▸ **Stored data entries**:
** begin **
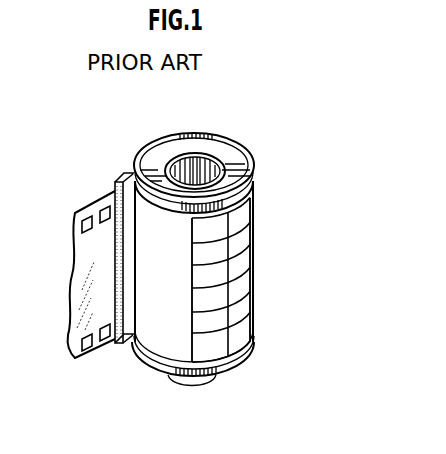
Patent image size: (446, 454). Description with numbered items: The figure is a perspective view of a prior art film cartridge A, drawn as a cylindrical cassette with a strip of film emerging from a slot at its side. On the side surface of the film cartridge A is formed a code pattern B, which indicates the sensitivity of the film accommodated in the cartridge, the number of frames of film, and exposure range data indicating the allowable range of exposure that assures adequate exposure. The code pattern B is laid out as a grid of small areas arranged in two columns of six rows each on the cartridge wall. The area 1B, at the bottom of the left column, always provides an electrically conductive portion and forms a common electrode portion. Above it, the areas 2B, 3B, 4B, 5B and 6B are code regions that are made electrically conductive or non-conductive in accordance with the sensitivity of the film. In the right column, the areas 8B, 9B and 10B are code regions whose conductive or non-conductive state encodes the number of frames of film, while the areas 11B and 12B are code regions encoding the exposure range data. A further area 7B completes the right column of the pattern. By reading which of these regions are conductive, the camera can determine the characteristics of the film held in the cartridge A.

The film cartridge A is at (201, 133).
The code pattern B is at (240, 265).
The common electrode area 1B is at (197, 353).
The code region 2B is at (197, 331).
The code region 3B is at (197, 306).
The code region 4B is at (196, 279).
The code region 5B is at (196, 254).
The code region 6B is at (195, 228).
The bar code segment 7B is at (248, 332).
The code region 8B is at (248, 308).
The code region 9B is at (244, 287).
The code region 10B is at (246, 255).
The code region 11B is at (247, 235).
The code region 12B is at (246, 210).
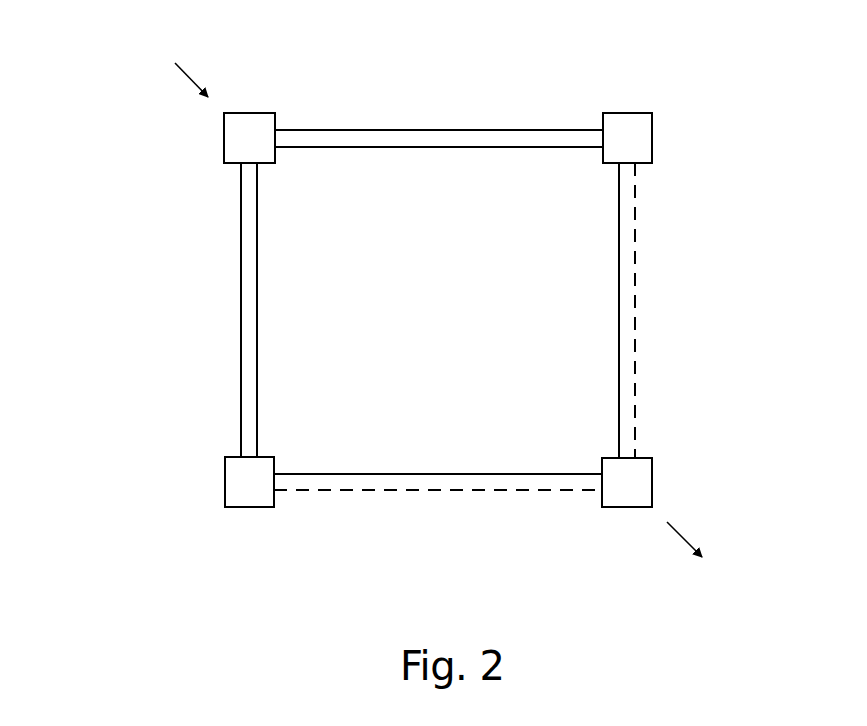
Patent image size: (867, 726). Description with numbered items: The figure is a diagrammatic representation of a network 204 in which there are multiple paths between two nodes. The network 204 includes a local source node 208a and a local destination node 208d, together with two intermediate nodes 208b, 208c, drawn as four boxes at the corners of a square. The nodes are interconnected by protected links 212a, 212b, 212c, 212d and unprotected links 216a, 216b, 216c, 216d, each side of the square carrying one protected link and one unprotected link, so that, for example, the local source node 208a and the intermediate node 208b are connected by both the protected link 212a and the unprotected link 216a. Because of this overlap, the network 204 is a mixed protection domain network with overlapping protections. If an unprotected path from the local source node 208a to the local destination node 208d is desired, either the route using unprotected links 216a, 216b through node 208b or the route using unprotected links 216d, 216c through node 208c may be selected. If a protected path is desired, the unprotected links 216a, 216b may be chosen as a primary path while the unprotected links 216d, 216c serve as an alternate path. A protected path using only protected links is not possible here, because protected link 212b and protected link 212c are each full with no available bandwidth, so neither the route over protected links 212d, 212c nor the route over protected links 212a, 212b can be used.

The network 204 is at (127, 23).
The local source node 208a is at (249, 113).
The intermediate node 208b is at (627, 113).
The intermediate node 208c is at (265, 457).
The local destination node 208d is at (652, 472).
The protected link 212a is at (470, 130).
The protected link 212b is at (634, 240).
The protected link 212c is at (480, 490).
The protected link 212d is at (240, 230).
The unprotected link 216a is at (470, 147).
The unprotected link 216b is at (619, 253).
The unprotected link 216c is at (471, 474).
The unprotected link 216d is at (258, 268).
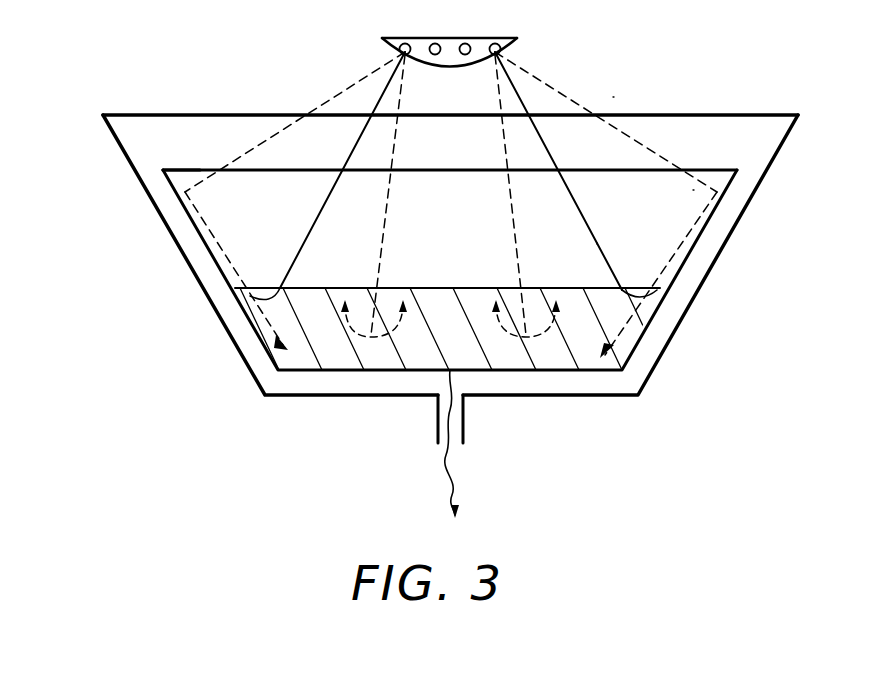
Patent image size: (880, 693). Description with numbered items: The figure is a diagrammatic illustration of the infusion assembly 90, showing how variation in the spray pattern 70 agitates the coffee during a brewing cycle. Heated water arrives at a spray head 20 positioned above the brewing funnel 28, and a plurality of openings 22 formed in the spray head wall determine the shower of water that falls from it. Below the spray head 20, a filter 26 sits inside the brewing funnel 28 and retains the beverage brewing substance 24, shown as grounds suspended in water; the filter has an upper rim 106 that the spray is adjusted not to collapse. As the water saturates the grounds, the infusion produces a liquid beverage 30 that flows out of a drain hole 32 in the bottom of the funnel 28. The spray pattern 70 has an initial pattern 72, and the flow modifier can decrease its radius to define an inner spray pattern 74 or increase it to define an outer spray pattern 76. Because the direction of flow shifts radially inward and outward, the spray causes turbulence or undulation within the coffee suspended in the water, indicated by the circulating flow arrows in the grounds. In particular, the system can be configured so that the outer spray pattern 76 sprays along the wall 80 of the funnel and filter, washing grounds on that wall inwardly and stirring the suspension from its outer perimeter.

The spray head 20 is at (397, 67).
The openings 22 is at (437, 55).
The beverage brewing substance 24 is at (373, 358).
The filter 26 is at (250, 332).
The brewing funnel 28 is at (250, 375).
The liquid beverage 30 is at (445, 468).
The drain hole 32 is at (465, 420).
The spray pattern 70 is at (618, 95).
The initial pattern 72 is at (597, 243).
The inner spray pattern 74 is at (520, 252).
The outer spray pattern 76 is at (658, 152).
The wall 80 is at (693, 190).
The infusion assembly 90 is at (425, 316).
The upper rim 106 is at (175, 168).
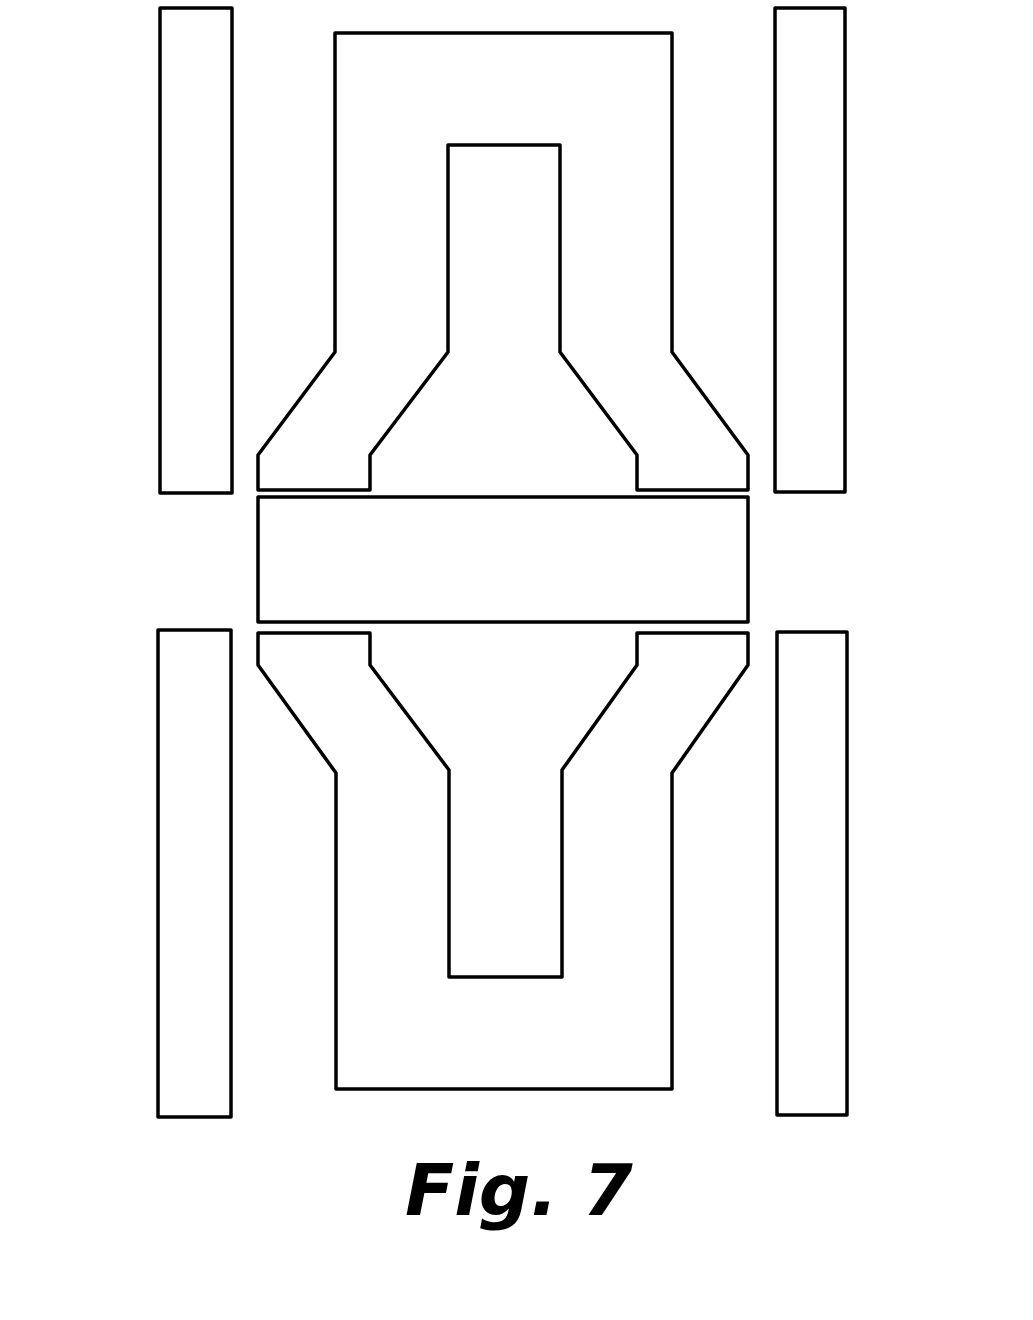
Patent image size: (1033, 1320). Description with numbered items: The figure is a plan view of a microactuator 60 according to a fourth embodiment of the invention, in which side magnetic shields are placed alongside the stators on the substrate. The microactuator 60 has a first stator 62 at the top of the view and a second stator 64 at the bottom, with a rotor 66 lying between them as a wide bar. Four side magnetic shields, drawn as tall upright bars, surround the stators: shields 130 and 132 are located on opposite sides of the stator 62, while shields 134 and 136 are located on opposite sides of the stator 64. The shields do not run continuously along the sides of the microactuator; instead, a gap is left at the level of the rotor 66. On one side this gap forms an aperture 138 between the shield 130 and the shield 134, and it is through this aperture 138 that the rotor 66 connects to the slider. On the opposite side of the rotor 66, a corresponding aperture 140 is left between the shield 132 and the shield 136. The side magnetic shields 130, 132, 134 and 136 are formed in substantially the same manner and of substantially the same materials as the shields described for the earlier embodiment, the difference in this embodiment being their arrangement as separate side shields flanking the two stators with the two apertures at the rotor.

The microactuator 60 is at (318, 854).
The stator 62 is at (672, 210).
The stator 64 is at (672, 897).
The rotor 66 is at (498, 497).
The side magnetic shield 130 is at (846, 210).
The side magnetic shield 132 is at (180, 248).
The side magnetic shield 134 is at (847, 822).
The side magnetic shield 136 is at (158, 820).
The aperture 138 is at (828, 563).
The aperture 140 is at (232, 560).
** end **
▸ **Task**: In the entries above, change "diagrammatic representation" to "schematic representation" and reproduce, with nothing else altered, the stretch from the line containing "Patent image size: (867, 726)." through the line containing "The protected link 212d is at (240, 230).".

▸ **The answer**:
Patent image size: (867, 726). Description with numbered items: The figure is a schematic representation of a network 204 in which there are multiple paths between two nodes. The network 204 includes a local source node 208a and a local destination node 208d, together with two intermediate nodes 208b, 208c, drawn as four boxes at the corners of a square. The nodes are interconnected by protected links 212a, 212b, 212c, 212d and unprotected links 216a, 216b, 216c, 216d, each side of the square carrying one protected link and one unprotected link, so that, for example, the local source node 208a and the intermediate node 208b are connected by both the protected link 212a and the unprotected link 216a. Because of this overlap, the network 204 is a mixed protection domain network with overlapping protections. If an unprotected path from the local source node 208a to the local destination node 208d is desired, either the route using unprotected links 216a, 216b through node 208b or the route using unprotected links 216d, 216c through node 208c may be selected. If a protected path is desired, the unprotected links 216a, 216b may be chosen as a primary path while the unprotected links 216d, 216c serve as an alternate path. A protected path using only protected links is not possible here, because protected link 212b and protected link 212c are each full with no available bandwidth, so neither the route over protected links 212d, 212c nor the route over protected links 212a, 212b can be used.

The network 204 is at (127, 23).
The local source node 208a is at (249, 113).
The intermediate node 208b is at (627, 113).
The intermediate node 208c is at (265, 457).
The local destination node 208d is at (652, 472).
The protected link 212a is at (470, 130).
The protected link 212b is at (634, 240).
The protected link 212c is at (480, 490).
The protected link 212d is at (240, 230).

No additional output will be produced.